---- THE INPUT

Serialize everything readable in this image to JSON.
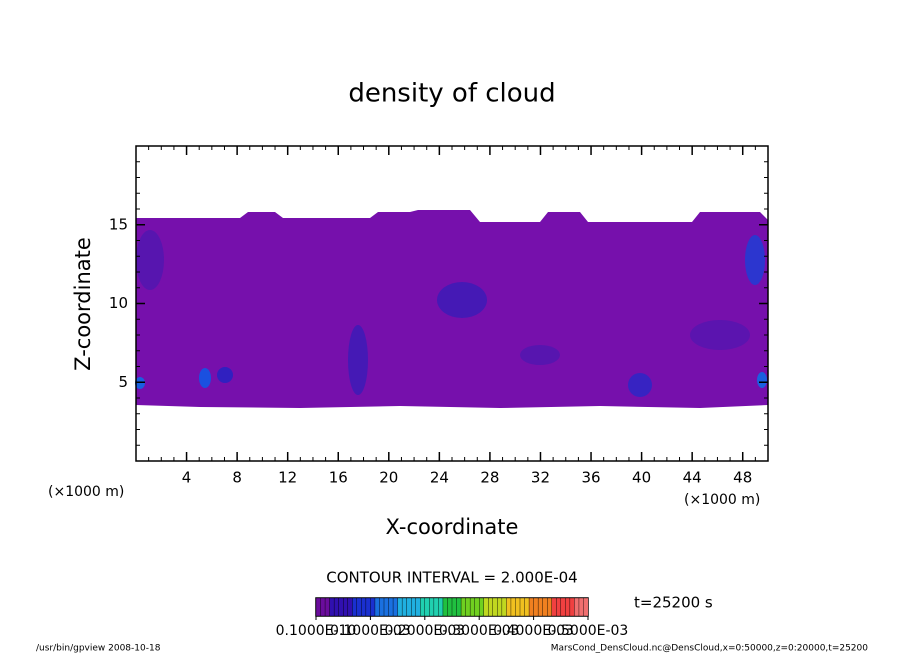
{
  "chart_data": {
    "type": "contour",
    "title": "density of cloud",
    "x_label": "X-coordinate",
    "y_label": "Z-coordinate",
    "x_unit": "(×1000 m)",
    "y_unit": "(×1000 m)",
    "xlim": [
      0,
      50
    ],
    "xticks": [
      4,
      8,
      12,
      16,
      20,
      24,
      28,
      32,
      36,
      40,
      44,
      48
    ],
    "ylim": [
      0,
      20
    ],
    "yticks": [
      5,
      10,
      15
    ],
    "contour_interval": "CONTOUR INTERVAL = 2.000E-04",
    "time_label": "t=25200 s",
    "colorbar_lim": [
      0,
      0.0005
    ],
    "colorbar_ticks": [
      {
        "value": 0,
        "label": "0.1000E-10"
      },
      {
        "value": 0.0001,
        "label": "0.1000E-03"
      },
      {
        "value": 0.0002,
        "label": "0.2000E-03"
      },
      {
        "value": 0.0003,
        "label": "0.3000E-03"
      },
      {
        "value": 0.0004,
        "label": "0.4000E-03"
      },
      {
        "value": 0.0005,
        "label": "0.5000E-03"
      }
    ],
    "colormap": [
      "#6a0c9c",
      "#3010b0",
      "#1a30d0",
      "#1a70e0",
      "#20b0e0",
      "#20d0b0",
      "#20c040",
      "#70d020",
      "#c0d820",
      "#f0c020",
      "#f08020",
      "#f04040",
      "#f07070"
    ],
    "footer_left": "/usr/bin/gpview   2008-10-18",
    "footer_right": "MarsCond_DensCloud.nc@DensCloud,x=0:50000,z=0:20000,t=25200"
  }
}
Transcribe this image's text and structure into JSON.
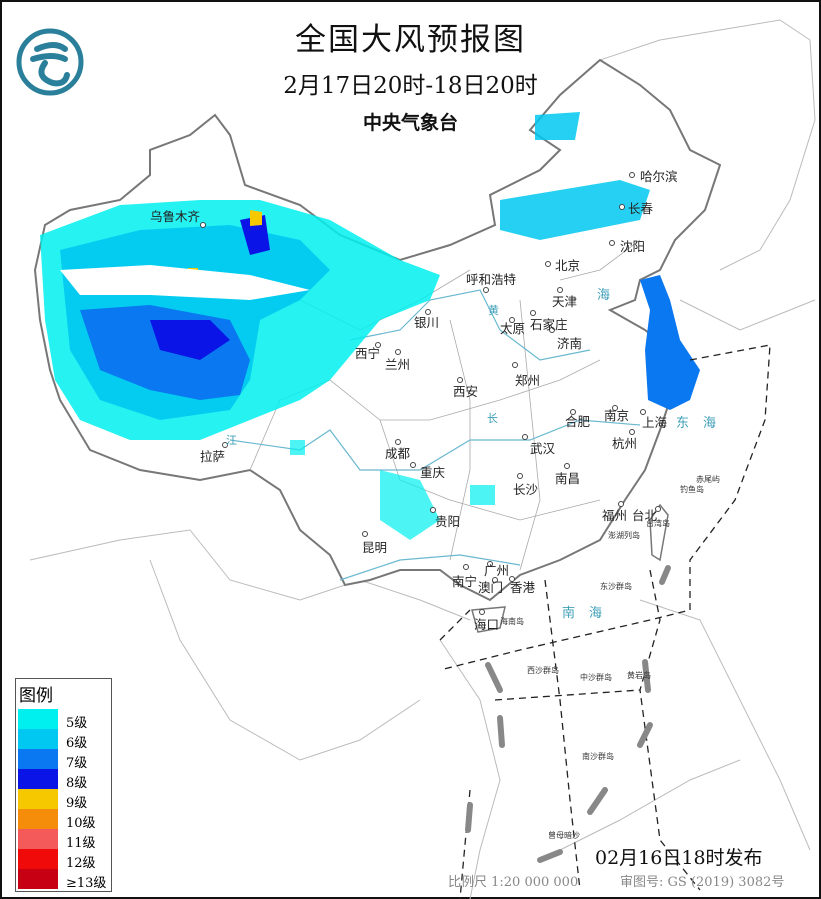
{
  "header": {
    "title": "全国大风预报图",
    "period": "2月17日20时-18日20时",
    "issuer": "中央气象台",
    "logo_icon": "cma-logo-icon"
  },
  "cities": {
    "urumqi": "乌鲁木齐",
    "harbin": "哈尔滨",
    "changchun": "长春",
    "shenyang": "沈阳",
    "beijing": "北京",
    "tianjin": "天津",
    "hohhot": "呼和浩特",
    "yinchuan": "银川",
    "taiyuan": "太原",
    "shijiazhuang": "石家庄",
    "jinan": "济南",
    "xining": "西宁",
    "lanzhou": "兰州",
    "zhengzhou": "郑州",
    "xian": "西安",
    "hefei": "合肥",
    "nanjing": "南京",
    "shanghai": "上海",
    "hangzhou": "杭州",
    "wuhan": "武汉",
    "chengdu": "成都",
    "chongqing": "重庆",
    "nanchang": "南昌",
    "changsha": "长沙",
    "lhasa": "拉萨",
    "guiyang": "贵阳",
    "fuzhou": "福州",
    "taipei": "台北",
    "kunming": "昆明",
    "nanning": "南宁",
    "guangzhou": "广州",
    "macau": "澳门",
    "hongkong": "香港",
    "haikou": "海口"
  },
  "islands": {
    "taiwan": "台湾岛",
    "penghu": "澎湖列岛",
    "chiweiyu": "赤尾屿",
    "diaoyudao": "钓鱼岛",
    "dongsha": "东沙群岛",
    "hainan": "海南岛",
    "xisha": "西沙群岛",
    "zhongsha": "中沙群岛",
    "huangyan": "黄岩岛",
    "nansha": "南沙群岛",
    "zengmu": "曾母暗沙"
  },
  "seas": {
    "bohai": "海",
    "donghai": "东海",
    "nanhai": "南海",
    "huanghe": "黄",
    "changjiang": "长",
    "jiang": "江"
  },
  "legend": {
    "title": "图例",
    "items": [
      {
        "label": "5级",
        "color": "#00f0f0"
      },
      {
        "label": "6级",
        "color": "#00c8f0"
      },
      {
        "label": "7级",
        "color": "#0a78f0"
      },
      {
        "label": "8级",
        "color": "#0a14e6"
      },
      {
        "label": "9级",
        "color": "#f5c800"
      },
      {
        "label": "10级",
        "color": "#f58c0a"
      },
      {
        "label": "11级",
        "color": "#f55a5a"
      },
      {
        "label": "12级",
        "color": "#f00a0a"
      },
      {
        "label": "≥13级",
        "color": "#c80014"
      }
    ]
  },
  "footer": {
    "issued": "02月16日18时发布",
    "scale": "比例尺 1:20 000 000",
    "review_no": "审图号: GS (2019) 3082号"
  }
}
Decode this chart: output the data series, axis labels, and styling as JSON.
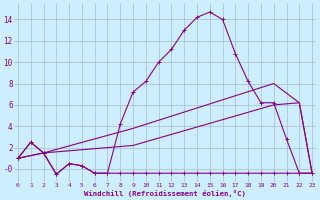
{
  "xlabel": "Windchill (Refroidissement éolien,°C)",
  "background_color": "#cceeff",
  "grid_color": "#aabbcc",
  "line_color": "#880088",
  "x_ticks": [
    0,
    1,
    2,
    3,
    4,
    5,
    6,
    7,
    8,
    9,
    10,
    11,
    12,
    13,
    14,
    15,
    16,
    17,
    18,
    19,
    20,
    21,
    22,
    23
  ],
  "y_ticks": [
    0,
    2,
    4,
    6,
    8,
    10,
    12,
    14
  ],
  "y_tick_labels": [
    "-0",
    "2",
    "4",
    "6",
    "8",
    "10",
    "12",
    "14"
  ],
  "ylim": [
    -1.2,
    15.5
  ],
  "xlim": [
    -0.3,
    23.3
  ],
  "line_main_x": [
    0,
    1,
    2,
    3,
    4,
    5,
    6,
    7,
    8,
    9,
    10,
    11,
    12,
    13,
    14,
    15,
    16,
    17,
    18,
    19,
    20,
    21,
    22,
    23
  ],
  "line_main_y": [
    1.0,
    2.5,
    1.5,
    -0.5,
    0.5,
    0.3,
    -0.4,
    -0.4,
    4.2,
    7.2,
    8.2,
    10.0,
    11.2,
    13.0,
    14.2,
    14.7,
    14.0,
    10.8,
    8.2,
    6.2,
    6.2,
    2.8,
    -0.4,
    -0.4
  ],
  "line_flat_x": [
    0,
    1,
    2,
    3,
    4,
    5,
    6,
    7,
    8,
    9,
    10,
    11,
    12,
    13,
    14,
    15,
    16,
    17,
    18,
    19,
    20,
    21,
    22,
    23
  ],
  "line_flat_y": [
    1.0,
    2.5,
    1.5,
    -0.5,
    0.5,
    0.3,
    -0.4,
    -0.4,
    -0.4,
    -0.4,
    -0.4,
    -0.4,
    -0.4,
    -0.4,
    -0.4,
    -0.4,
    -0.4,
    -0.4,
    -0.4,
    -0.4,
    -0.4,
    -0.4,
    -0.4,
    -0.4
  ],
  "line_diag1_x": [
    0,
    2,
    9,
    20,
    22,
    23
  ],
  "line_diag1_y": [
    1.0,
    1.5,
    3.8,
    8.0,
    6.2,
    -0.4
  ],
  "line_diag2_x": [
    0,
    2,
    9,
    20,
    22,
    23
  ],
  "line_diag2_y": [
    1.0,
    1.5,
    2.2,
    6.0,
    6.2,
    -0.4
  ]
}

--------

**BRIEF**
Leave images out of the retyped records; keep all else exact.

**EXERCISE SOLUTION**
Serialize everything readable in this image to JSON.
{
  "chart_data": {
    "type": "contour",
    "title": "density of cloud",
    "x_label": "X-coordinate",
    "y_label": "Z-coordinate",
    "x_unit": "(×1000 m)",
    "y_unit": "(×1000 m)",
    "xlim": [
      0,
      50
    ],
    "xticks": [
      4,
      8,
      12,
      16,
      20,
      24,
      28,
      32,
      36,
      40,
      44,
      48
    ],
    "ylim": [
      0,
      20
    ],
    "yticks": [
      5,
      10,
      15
    ],
    "contour_interval": "CONTOUR INTERVAL = 2.000E-04",
    "time_label": "t=25200 s",
    "colorbar_lim": [
      0,
      0.0005
    ],
    "colorbar_ticks": [
      {
        "value": 0,
        "label": "0.1000E-10"
      },
      {
        "value": 0.0001,
        "label": "0.1000E-03"
      },
      {
        "value": 0.0002,
        "label": "0.2000E-03"
      },
      {
        "value": 0.0003,
        "label": "0.3000E-03"
      },
      {
        "value": 0.0004,
        "label": "0.4000E-03"
      },
      {
        "value": 0.0005,
        "label": "0.5000E-03"
      }
    ],
    "colormap": [
      "#6a0c9c",
      "#3010b0",
      "#1a30d0",
      "#1a70e0",
      "#20b0e0",
      "#20d0b0",
      "#20c040",
      "#70d020",
      "#c0d820",
      "#f0c020",
      "#f08020",
      "#f04040",
      "#f07070"
    ],
    "footer_left": "/usr/bin/gpview   2008-10-18",
    "footer_right": "MarsCond_DensCloud.nc@DensCloud,x=0:50000,z=0:20000,t=25200"
  }
}
Transcribe this image's text and structure into JSON.
{
  "header": {
    "title": "全国大风预报图",
    "period": "2月17日20时-18日20时",
    "issuer": "中央气象台",
    "logo_icon": "cma-logo-icon"
  },
  "cities": {
    "urumqi": "乌鲁木齐",
    "harbin": "哈尔滨",
    "changchun": "长春",
    "shenyang": "沈阳",
    "beijing": "北京",
    "tianjin": "天津",
    "hohhot": "呼和浩特",
    "yinchuan": "银川",
    "taiyuan": "太原",
    "shijiazhuang": "石家庄",
    "jinan": "济南",
    "xining": "西宁",
    "lanzhou": "兰州",
    "zhengzhou": "郑州",
    "xian": "西安",
    "hefei": "合肥",
    "nanjing": "南京",
    "shanghai": "上海",
    "hangzhou": "杭州",
    "wuhan": "武汉",
    "chengdu": "成都",
    "chongqing": "重庆",
    "nanchang": "南昌",
    "changsha": "长沙",
    "lhasa": "拉萨",
    "guiyang": "贵阳",
    "fuzhou": "福州",
    "taipei": "台北",
    "kunming": "昆明",
    "nanning": "南宁",
    "guangzhou": "广州",
    "macau": "澳门",
    "hongkong": "香港",
    "haikou": "海口"
  },
  "islands": {
    "taiwan": "台湾岛",
    "penghu": "澎湖列岛",
    "chiweiyu": "赤尾屿",
    "diaoyudao": "钓鱼岛",
    "dongsha": "东沙群岛",
    "hainan": "海南岛",
    "xisha": "西沙群岛",
    "zhongsha": "中沙群岛",
    "huangyan": "黄岩岛",
    "nansha": "南沙群岛",
    "zengmu": "曾母暗沙"
  },
  "seas": {
    "bohai": "海",
    "donghai": "东海",
    "nanhai": "南海",
    "huanghe": "黄",
    "changjiang": "长",
    "jiang": "江"
  },
  "legend": {
    "title": "图例",
    "items": [
      {
        "label": "5级",
        "color": "#00f0f0"
      },
      {
        "label": "6级",
        "color": "#00c8f0"
      },
      {
        "label": "7级",
        "color": "#0a78f0"
      },
      {
        "label": "8级",
        "color": "#0a14e6"
      },
      {
        "label": "9级",
        "color": "#f5c800"
      },
      {
        "label": "10级",
        "color": "#f58c0a"
      },
      {
        "label": "11级",
        "color": "#f55a5a"
      },
      {
        "label": "12级",
        "color": "#f00a0a"
      },
      {
        "label": "≥13级",
        "color": "#c80014"
      }
    ]
  },
  "footer": {
    "issued": "02月16日18时发布",
    "scale": "比例尺 1:20 000 000",
    "review_no": "审图号: GS (2019) 3082号"
  }
}
Decode this chart: output the data series, axis labels, and styling as JSON.
{
  "xlabel": "Windchill (Refroidissement éolien,°C)",
  "background_color": "#cceeff",
  "grid_color": "#aabbcc",
  "line_color": "#880088",
  "x_ticks": [
    0,
    1,
    2,
    3,
    4,
    5,
    6,
    7,
    8,
    9,
    10,
    11,
    12,
    13,
    14,
    15,
    16,
    17,
    18,
    19,
    20,
    21,
    22,
    23
  ],
  "y_ticks": [
    0,
    2,
    4,
    6,
    8,
    10,
    12,
    14
  ],
  "y_tick_labels": [
    "-0",
    "2",
    "4",
    "6",
    "8",
    "10",
    "12",
    "14"
  ],
  "ylim": [
    -1.2,
    15.5
  ],
  "xlim": [
    -0.3,
    23.3
  ],
  "line_main_x": [
    0,
    1,
    2,
    3,
    4,
    5,
    6,
    7,
    8,
    9,
    10,
    11,
    12,
    13,
    14,
    15,
    16,
    17,
    18,
    19,
    20,
    21,
    22,
    23
  ],
  "line_main_y": [
    1.0,
    2.5,
    1.5,
    -0.5,
    0.5,
    0.3,
    -0.4,
    -0.4,
    4.2,
    7.2,
    8.2,
    10.0,
    11.2,
    13.0,
    14.2,
    14.7,
    14.0,
    10.8,
    8.2,
    6.2,
    6.2,
    2.8,
    -0.4,
    -0.4
  ],
  "line_flat_x": [
    0,
    1,
    2,
    3,
    4,
    5,
    6,
    7,
    8,
    9,
    10,
    11,
    12,
    13,
    14,
    15,
    16,
    17,
    18,
    19,
    20,
    21,
    22,
    23
  ],
  "line_flat_y": [
    1.0,
    2.5,
    1.5,
    -0.5,
    0.5,
    0.3,
    -0.4,
    -0.4,
    -0.4,
    -0.4,
    -0.4,
    -0.4,
    -0.4,
    -0.4,
    -0.4,
    -0.4,
    -0.4,
    -0.4,
    -0.4,
    -0.4,
    -0.4,
    -0.4,
    -0.4,
    -0.4
  ],
  "line_diag1_x": [
    0,
    2,
    9,
    20,
    22,
    23
  ],
  "line_diag1_y": [
    1.0,
    1.5,
    3.8,
    8.0,
    6.2,
    -0.4
  ],
  "line_diag2_x": [
    0,
    2,
    9,
    20,
    22,
    23
  ],
  "line_diag2_y": [
    1.0,
    1.5,
    2.2,
    6.0,
    6.2,
    -0.4
  ]
}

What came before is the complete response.